** Opening TASK MATERIAL block **

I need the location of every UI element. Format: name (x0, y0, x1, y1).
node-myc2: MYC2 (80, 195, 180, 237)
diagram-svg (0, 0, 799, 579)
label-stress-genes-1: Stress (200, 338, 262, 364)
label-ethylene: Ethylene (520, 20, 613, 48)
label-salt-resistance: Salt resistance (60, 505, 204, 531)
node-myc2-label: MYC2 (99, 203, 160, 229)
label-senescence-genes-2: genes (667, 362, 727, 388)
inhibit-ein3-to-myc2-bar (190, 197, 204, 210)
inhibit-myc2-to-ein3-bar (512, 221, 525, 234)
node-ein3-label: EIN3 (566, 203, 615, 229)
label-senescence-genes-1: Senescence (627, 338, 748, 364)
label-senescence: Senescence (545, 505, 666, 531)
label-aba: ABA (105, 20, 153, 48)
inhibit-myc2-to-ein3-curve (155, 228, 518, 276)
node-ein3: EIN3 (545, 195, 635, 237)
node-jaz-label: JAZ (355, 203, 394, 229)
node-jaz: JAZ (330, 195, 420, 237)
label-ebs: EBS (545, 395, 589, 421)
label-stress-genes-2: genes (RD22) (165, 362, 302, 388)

** Closing TASK MATERIAL block **

* **TRY IT**
Whenever a line above contains "senescence", copy that line.

* **ANSWER TO THIS PROBLEM**
label-senescence-genes-2: genes (667, 362, 727, 388)
label-senescence-genes-1: Senescence (627, 338, 748, 364)
label-senescence: Senescence (545, 505, 666, 531)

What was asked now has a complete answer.